◆ Directive:
Make an exact copy of all the data.

[Start]

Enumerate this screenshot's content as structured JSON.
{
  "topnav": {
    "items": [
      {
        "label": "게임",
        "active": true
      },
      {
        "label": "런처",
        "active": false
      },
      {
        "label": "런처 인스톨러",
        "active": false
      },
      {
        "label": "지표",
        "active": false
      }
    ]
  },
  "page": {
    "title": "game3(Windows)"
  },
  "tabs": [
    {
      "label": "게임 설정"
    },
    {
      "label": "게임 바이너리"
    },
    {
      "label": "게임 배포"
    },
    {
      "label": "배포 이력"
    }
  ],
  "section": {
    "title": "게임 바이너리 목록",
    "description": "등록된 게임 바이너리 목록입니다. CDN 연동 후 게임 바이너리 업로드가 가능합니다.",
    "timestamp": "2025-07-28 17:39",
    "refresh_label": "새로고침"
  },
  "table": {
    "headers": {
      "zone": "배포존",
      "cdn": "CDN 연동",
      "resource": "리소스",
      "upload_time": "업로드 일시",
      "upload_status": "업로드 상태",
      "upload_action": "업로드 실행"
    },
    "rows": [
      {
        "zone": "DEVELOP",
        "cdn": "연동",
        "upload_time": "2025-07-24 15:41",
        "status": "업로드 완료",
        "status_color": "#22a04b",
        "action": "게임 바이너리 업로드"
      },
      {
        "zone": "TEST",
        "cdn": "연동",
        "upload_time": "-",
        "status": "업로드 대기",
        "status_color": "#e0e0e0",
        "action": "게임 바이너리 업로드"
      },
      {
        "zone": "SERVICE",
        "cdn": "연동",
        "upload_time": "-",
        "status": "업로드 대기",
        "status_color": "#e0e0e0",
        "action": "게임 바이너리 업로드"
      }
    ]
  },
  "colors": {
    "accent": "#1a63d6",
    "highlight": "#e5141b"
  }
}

[End]

◆ Task output:
Enumerate this screenshot's content as structured JSON.
{
  "topnav": {
    "items": [
      {
        "label": "게임",
        "active": true
      },
      {
        "label": "런처",
        "active": false
      },
      {
        "label": "런처 인스톨러",
        "active": false
      },
      {
        "label": "지표",
        "active": false
      }
    ]
  },
  "page": {
    "title": "game3(Windows)"
  },
  "tabs": [
    {
      "label": "게임 설정"
    },
    {
      "label": "게임 바이너리"
    },
    {
      "label": "게임 배포"
    },
    {
      "label": "배포 이력"
    }
  ],
  "section": {
    "title": "게임 바이너리 목록",
    "description": "등록된 게임 바이너리 목록입니다. CDN 연동 후 게임 바이너리 업로드가 가능합니다.",
    "timestamp": "2025-07-28 17:39",
    "refresh_label": "새로고침"
  },
  "table": {
    "headers": {
      "zone": "배포존",
      "cdn": "CDN 연동",
      "resource": "리소스",
      "upload_time": "업로드 일시",
      "upload_status": "업로드 상태",
      "upload_action": "업로드 실행"
    },
    "rows": [
      {
        "zone": "DEVELOP",
        "cdn": "연동",
        "upload_time": "2025-07-24 15:41",
        "status": "업로드 완료",
        "status_color": "#22a04b",
        "action": "게임 바이너리 업로드"
      },
      {
        "zone": "TEST",
        "cdn": "연동",
        "upload_time": "-",
        "status": "업로드 대기",
        "status_color": "#e0e0e0",
        "action": "게임 바이너리 업로드"
      },
      {
        "zone": "SERVICE",
        "cdn": "연동",
        "upload_time": "-",
        "status": "업로드 대기",
        "status_color": "#e0e0e0",
        "action": "게임 바이너리 업로드"
      }
    ]
  },
  "colors": {
    "accent": "#1a63d6",
    "highlight": "#e5141b"
  }
}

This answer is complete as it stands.